Objectifs:
A: D'après l'extrait consacré au Voleur de Bagdad, qui a réalisé ce film ?
B: Poursuivez la critique du Voleur de Bagdad après sa dernière phrase.

Extrait source:
┏━━
Pour alimenter les critiques du dimanche, Arkaron a choisi d’écrire quelques papiers sur les films d’action en remontant le temps. Vous pourrez donc lire plusieurs papiers autour de ce thème dans les prochains mois.

Il est donc tout naturel de commencer il y a longtemps, par un film sorti il près de 90 ans avec l’excellent Douglas Fairbanks dans le rôle principal – connu pour son interprétation de Zorro. Si le film est tombé dans le domaine public, il est aussi disponible en DVD.

Un Dimanche Une Critique est consacré au Voleur de Bagdad, visible en intégralité dans la suite.

Le Voleur de Bagdad (The Thief of Bagdad) – 1924 aux États-Unis (date inconnue en France)
Réalisé par Raoul Walsh
Avec Douglas Fairbanks, Snitz Edwards, Julanne Johnston
Un voleur d’origine pauvre tombe amoureux de la princesse de Bagdad. Pour la séduire, il décide de se faire passer pour un prince et se voit obligé d’affronter les autres prétendants dans une course au trésor. Dans le même temps, l’un d’eux prépare en secret l’invasion de la cité…

Parmi les nombreux genres qui peuplent le paysage cinématographique, le film d’action est l’un des plus ardus à définir. On peut sans mal cerner les limites du genre horrifique ou de la comédie, tandis que l’action semble être une notion qui s’applique trop largement à une grande variété de films. Quels sont donc les éléments qui permettent d’identifier un film d’action et, plus important encore, son héros ? Si la réponse ne trouvera sans doute pas de réponse définitive, il est possible d’observer à travers la multitude d’œuvres considérées comme appartenant à cette catégorie des points communs qui ne se retrouvent pas nécessairement dans les autres genres.
┗━━
Extrait d'un jeu de données
┏━━
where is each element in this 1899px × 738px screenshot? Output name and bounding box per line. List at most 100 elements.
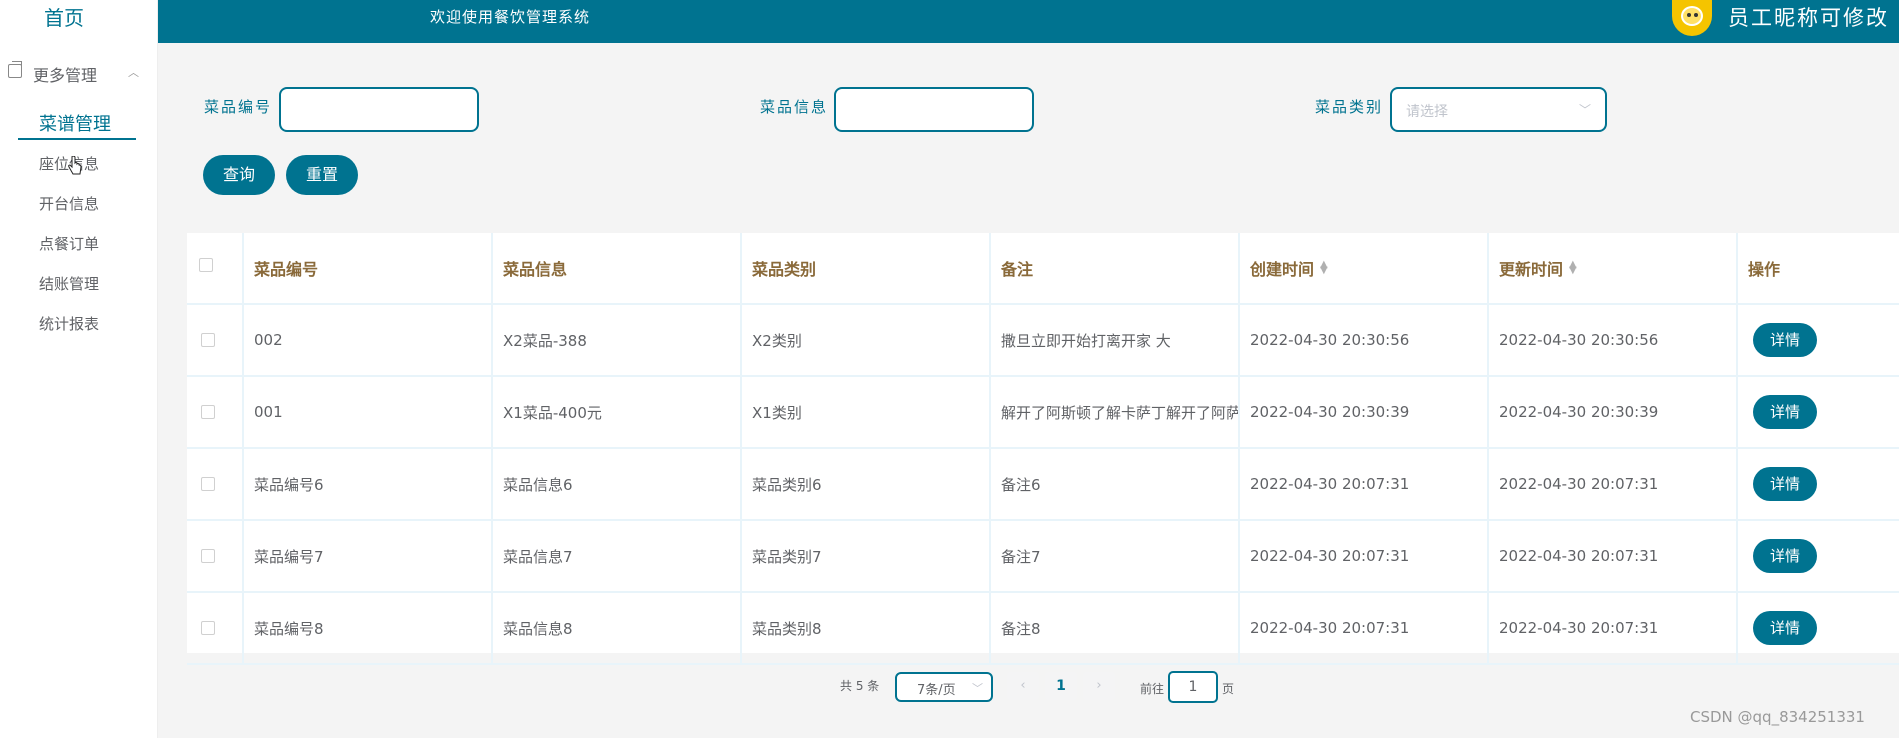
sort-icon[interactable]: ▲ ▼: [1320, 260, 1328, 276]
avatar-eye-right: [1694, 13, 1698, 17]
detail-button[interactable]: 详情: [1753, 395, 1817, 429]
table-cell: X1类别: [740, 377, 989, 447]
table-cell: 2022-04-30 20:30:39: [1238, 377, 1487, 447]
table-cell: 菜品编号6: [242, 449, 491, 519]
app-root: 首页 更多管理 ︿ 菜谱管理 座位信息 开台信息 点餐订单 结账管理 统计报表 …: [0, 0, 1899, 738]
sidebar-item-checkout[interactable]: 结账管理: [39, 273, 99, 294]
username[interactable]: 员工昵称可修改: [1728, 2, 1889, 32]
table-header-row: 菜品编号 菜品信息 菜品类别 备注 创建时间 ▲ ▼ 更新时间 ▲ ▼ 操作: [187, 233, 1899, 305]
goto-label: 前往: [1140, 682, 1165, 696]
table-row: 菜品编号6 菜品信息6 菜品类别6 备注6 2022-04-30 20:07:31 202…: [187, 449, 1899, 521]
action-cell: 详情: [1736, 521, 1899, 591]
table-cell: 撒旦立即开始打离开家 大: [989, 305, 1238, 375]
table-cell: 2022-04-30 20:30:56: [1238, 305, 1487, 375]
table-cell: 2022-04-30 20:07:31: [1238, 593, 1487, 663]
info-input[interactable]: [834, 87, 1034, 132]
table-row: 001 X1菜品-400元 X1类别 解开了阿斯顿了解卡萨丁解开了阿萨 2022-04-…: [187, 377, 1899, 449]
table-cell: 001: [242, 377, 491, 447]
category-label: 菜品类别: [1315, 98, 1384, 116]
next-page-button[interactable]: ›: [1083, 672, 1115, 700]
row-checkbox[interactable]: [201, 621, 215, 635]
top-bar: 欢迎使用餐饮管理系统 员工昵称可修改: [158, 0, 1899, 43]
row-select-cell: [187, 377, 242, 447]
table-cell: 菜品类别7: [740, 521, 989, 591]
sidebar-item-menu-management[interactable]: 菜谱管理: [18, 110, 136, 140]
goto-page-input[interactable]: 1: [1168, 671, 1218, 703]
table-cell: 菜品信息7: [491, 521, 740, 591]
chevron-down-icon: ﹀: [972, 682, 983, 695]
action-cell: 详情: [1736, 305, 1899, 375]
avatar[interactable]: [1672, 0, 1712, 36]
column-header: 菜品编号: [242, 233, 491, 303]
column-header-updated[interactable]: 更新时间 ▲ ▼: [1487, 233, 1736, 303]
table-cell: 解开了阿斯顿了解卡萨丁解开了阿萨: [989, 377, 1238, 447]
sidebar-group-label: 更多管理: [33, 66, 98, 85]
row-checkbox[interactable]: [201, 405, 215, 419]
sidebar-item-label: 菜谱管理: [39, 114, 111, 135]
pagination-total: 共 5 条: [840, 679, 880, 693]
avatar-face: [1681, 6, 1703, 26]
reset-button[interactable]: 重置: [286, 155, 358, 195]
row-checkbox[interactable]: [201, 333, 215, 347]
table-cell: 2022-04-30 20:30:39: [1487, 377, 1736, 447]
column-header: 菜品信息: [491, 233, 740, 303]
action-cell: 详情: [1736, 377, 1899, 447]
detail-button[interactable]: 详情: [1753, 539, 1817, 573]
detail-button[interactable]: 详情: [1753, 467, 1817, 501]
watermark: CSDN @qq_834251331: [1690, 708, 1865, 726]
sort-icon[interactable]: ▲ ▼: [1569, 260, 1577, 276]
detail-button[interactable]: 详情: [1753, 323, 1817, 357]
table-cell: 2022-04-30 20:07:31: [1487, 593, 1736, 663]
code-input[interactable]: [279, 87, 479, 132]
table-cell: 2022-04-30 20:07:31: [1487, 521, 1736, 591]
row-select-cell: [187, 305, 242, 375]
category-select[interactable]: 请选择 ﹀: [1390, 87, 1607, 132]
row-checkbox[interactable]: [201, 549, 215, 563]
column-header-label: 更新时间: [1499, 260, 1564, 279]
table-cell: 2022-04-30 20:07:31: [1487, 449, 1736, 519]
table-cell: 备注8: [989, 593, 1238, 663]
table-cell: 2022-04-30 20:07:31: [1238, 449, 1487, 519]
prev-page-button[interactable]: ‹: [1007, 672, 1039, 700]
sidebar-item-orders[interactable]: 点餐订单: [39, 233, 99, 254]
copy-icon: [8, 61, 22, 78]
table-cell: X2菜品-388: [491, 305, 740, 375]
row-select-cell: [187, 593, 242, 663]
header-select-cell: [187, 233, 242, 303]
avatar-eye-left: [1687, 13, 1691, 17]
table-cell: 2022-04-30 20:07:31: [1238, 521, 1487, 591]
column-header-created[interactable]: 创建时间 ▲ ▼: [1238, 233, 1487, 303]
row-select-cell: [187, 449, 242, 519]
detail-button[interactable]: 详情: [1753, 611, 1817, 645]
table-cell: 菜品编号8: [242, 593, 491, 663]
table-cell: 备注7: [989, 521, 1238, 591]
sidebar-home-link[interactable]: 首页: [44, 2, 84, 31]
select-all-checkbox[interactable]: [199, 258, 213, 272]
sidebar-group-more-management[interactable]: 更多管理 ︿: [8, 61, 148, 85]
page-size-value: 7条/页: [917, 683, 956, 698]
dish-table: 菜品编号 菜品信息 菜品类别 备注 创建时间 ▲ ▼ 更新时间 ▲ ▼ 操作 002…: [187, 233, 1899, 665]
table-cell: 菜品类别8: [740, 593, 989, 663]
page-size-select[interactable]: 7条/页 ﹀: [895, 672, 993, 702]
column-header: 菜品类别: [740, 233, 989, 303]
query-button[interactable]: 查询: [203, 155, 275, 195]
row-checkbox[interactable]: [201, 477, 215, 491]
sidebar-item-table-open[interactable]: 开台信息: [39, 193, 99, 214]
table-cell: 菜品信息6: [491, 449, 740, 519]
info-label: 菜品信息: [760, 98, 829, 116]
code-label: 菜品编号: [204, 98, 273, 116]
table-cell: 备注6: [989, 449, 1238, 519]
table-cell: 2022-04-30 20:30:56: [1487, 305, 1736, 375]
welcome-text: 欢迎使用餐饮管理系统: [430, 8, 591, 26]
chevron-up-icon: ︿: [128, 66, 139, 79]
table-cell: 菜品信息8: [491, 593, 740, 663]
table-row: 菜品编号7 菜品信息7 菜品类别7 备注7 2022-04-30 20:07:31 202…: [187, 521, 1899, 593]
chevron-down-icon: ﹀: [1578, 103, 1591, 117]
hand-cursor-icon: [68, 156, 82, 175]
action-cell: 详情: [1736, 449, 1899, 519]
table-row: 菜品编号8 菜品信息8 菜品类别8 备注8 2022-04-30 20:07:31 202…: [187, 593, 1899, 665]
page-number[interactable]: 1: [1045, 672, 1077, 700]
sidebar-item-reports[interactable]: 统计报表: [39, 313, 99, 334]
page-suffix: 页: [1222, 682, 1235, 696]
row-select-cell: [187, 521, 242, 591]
┗━━
Réponses:
A: Raoul Walsh.

B:
Ainsi, l’on remarque que les films d’action mettent en scène un personnage (ou un groupe de personnages) vivant des aventures qui sortent de l’ordinaire. Il ne s’agit donc pas d’illustrer le quotidien, ou du moins pas un quotidien lambda. En outre, cette extravagance qui tend à chasser son protagoniste de la normalité permet de créer une distance avec la réalité, et ainsi d’associer les péripéties du personnage à la tradition millénaire des fables. Cette idée est par ailleurs renforcée par la fréquence et la régularité de la répétition de ce genre dans la culture populaire : raconter une histoire une fois relève de l’anecdote ; la raconter cent fois relève de la fable.

Par conséquent, c’est l’adhésion du spectateur à cette supercherie narrative qui permet de dépeindre le héros d’action comme appartenant à un monde que le public connaît, celui grâce auquel l’identification et l’empathie sont possibles, et comme étant en mesure de faire céder, raisonnablement, les contours de cette même diégèse afin de pénétrer dans l’extraordinaire.

Cependant, la particularité première du héros d’action est énoncée par sa dénomination : la portée de son influence sur l’univers qui l’entoure n’est solidaire ni de ses paroles ni d’un éventuel deus ex machina ; elle est liée à ses actions, et ses actions uniquement. En cela, les (bons) films d’action n’auraient théoriquement pas besoin de dialogues pour être parfaitement intelligibles, la mimèsis, l’action de montrer, prenant le pas sur la volonté d’expliciter.

Quel meilleur film d’action prototypique, alors, qu’une adaptation de contes réalisée à l’ère du film muet ?

Inspiré des contes des 1001 nuits, The Thief of Bagdad est un exemple parfait de construction évolutive du héros d’action. Le voleur en question, interprété par Douglas Fairbanks (icône du cinéma d’aventure des années 1920), est un archétype résolument adapté aux récits légendaires. En effet, sa première caractéristique est d’être dépourvu de nom ; il n’a pas d’identité au delà de sa présence à l’écran (ou l’empreinte de sa présence, vous dirons les puristes). Le Voleur est donc le héros anonyme, qui pourrait porter votre nom comme le mien mais qui n’existe pas en tant qu’être de chair : il est la personnification d’une idée.

Cet anonymat qui permet de l’intégrer au reste de son monde tend cependant à contredire son statut de paria volontaire qui justifie ses capacités physiques hors du commun. Ainsi, le Voleur grimpe sans effort le long d’une corde magique, il invente des solutions grâce auxquelles il commet ses méfaits, et n’a pas peur d’illustrer son caractère intrépide.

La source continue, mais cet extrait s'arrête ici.